» **What you are asked to do**
Which lines contain the word "timestamp"? Return each of them as written.

» **Dataset records**

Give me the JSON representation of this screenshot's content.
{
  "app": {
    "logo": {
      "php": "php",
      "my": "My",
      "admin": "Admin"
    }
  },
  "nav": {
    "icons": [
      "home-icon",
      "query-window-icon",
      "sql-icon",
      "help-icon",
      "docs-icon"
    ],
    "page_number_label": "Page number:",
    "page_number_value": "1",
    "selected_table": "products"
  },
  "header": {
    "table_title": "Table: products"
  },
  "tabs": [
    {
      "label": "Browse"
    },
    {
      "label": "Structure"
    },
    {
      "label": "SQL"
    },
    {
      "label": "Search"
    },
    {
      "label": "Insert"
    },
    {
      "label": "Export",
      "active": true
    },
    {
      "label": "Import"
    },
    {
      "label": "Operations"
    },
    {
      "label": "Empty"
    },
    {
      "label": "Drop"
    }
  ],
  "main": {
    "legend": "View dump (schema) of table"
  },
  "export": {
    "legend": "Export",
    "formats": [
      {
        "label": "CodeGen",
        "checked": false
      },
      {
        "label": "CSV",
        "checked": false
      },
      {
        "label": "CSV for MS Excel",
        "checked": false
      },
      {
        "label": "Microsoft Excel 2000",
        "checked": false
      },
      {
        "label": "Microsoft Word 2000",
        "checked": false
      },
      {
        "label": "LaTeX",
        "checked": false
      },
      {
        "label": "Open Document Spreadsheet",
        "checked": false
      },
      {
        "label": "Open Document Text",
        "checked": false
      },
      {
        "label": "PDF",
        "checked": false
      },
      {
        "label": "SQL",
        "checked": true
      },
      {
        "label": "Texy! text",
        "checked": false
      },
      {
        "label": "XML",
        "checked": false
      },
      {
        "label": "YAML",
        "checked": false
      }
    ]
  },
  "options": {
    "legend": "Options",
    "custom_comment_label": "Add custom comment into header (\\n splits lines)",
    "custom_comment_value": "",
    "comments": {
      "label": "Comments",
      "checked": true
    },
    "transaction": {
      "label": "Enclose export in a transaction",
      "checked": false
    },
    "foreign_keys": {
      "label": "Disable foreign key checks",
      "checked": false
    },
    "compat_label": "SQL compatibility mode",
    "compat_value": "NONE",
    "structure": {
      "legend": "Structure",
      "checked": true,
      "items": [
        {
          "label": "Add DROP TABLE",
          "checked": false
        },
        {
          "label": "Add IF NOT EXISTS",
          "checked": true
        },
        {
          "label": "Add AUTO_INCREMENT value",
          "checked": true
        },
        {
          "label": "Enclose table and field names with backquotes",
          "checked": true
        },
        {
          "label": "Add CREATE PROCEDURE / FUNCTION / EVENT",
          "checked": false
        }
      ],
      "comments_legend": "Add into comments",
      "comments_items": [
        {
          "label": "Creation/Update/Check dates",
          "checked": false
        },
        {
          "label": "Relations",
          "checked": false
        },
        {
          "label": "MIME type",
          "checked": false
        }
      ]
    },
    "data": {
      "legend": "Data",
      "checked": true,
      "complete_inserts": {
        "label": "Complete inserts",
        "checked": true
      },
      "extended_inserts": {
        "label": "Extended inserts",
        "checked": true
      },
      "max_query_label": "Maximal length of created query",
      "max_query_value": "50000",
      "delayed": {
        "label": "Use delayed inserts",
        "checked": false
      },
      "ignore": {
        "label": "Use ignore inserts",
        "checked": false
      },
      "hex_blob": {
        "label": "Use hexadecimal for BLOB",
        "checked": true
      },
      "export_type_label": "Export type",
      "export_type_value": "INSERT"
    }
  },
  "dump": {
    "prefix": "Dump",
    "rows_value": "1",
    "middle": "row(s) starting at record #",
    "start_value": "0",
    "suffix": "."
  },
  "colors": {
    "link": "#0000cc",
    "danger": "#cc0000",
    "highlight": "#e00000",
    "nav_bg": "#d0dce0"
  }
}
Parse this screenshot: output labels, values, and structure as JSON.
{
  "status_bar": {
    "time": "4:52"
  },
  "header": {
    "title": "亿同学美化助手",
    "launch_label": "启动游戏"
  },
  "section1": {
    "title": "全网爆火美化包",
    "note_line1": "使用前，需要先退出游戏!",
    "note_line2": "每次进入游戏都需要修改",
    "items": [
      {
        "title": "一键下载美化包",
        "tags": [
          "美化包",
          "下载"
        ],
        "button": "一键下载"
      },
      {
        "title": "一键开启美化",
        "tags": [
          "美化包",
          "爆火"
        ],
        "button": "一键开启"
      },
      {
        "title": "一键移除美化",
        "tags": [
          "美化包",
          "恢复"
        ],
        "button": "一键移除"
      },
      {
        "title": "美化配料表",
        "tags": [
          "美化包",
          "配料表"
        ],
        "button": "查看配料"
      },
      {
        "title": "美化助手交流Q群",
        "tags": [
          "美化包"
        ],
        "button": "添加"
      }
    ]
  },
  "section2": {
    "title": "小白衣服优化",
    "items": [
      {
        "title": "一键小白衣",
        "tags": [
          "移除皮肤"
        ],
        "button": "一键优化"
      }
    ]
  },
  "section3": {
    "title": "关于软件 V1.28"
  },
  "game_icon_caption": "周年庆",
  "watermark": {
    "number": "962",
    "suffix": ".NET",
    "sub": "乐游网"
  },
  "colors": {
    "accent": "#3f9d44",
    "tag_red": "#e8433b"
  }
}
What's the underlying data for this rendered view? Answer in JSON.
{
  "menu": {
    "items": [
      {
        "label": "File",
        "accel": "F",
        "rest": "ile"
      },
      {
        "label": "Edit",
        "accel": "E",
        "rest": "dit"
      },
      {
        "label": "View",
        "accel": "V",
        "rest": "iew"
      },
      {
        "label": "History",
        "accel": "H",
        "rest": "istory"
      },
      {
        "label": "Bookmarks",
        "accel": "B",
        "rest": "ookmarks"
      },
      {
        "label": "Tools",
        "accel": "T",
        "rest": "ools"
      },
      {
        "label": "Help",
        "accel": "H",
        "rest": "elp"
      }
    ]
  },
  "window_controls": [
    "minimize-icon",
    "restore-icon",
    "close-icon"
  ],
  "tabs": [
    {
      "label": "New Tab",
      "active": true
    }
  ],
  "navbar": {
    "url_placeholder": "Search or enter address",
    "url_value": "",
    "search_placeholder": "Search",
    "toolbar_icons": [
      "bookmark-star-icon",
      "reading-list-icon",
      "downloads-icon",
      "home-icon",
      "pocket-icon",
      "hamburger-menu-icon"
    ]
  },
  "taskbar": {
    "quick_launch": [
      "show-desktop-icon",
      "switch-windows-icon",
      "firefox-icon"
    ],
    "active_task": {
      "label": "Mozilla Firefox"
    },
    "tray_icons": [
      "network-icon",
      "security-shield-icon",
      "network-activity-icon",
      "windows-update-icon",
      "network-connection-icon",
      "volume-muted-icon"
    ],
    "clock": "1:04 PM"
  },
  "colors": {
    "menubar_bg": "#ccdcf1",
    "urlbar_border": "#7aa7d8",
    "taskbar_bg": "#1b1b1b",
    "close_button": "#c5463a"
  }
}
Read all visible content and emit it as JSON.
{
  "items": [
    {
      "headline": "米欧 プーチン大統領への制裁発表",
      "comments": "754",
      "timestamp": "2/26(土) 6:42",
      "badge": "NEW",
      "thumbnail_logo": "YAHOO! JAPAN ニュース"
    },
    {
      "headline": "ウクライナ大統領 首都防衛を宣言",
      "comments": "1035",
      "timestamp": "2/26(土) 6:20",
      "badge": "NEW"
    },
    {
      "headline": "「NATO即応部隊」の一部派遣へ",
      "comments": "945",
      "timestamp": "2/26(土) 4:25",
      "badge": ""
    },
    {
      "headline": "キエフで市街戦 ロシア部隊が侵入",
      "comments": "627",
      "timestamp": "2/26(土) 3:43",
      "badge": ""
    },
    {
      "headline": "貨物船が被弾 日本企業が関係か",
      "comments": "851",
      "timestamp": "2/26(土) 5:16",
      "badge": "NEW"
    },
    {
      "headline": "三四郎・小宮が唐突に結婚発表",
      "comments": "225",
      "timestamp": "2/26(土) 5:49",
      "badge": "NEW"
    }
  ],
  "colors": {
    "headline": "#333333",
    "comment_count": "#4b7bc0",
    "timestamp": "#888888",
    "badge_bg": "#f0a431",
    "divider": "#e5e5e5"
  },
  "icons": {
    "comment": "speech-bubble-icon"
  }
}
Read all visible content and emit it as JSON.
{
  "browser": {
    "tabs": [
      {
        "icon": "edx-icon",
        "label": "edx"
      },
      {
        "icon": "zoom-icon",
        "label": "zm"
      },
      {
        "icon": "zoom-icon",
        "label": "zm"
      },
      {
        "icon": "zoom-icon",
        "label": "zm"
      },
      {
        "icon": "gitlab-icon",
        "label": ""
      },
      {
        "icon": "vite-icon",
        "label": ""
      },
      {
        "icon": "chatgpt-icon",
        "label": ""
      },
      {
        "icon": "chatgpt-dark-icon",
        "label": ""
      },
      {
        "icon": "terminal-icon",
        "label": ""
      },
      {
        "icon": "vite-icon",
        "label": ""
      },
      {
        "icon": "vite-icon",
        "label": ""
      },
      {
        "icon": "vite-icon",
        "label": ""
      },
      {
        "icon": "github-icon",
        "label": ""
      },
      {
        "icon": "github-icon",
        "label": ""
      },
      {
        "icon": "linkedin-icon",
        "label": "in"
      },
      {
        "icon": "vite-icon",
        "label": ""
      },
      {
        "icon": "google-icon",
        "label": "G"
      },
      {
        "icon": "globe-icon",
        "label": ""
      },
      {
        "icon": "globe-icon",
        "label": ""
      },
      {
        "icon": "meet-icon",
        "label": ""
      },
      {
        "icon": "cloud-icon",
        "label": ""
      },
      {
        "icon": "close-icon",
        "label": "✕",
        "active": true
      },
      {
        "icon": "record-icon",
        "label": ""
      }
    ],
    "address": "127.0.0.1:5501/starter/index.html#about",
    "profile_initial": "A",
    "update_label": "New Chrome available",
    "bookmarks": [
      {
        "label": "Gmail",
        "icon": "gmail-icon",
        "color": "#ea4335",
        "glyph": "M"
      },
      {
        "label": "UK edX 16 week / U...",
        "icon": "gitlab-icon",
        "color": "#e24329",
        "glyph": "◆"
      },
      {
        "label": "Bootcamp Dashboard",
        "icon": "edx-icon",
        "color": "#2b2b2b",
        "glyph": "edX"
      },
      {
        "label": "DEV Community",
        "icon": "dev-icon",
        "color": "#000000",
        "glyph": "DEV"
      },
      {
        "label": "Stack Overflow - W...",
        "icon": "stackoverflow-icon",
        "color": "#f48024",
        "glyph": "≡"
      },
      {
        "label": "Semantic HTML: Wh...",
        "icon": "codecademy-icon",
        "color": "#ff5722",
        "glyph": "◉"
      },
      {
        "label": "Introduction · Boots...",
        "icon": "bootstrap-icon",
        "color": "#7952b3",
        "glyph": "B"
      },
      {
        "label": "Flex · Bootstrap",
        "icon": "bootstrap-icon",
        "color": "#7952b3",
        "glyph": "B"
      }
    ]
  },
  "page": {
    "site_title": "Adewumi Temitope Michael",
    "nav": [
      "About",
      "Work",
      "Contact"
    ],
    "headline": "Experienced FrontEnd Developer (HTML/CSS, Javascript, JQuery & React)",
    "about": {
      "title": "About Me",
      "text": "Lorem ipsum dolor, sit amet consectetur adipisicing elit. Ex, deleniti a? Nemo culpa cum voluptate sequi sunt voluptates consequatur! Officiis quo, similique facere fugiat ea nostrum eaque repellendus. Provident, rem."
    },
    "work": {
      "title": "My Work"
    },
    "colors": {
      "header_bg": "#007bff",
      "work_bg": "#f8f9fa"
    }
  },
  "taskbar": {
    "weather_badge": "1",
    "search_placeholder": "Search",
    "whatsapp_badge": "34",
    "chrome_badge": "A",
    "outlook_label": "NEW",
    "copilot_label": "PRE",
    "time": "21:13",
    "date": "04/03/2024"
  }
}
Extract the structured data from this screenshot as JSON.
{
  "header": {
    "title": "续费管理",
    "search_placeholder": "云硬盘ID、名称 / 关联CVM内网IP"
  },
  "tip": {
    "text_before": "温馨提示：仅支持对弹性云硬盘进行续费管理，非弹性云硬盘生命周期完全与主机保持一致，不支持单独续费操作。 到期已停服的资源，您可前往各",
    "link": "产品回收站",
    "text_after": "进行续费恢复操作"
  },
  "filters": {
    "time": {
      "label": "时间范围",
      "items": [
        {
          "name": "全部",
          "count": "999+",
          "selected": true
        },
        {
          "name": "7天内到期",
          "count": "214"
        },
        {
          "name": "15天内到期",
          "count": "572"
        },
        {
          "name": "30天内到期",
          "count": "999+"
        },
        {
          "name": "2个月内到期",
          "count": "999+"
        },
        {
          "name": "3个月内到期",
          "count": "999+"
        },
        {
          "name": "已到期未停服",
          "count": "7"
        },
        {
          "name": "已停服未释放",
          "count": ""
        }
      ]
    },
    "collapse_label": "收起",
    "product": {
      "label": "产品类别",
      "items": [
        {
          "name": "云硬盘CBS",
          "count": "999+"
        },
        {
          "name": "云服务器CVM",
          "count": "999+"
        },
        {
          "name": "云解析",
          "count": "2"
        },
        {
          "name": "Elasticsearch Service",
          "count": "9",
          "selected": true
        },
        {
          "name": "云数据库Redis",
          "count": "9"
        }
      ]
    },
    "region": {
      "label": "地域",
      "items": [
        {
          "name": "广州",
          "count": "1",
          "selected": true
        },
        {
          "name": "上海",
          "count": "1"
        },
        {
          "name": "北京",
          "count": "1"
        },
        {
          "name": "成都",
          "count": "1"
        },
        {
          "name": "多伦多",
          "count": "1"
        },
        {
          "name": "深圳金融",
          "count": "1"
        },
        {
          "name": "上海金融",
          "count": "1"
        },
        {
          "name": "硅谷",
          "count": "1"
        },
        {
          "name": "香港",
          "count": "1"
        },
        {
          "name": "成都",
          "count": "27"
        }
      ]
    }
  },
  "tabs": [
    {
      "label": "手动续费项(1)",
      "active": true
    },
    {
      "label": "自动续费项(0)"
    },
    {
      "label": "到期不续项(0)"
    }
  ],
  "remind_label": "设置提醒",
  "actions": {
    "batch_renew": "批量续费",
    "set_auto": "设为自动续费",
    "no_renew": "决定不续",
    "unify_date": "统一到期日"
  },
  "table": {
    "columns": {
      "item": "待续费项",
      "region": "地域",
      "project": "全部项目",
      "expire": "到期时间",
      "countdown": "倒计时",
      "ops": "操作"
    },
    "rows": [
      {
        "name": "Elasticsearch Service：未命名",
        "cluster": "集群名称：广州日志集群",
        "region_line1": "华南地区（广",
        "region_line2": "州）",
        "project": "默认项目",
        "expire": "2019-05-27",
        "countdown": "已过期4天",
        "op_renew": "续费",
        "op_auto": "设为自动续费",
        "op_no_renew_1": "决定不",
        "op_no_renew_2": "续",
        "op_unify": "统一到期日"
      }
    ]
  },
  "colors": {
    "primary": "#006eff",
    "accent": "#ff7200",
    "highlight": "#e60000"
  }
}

» **Correct result**
      "timestamp": "2/26(土) 6:42",
      "timestamp": "2/26(土) 6:20",
      "timestamp": "2/26(土) 4:25",
      "timestamp": "2/26(土) 3:43",
      "timestamp": "2/26(土) 5:16",
      "timestamp": "2/26(土) 5:49",
    "timestamp": "#888888",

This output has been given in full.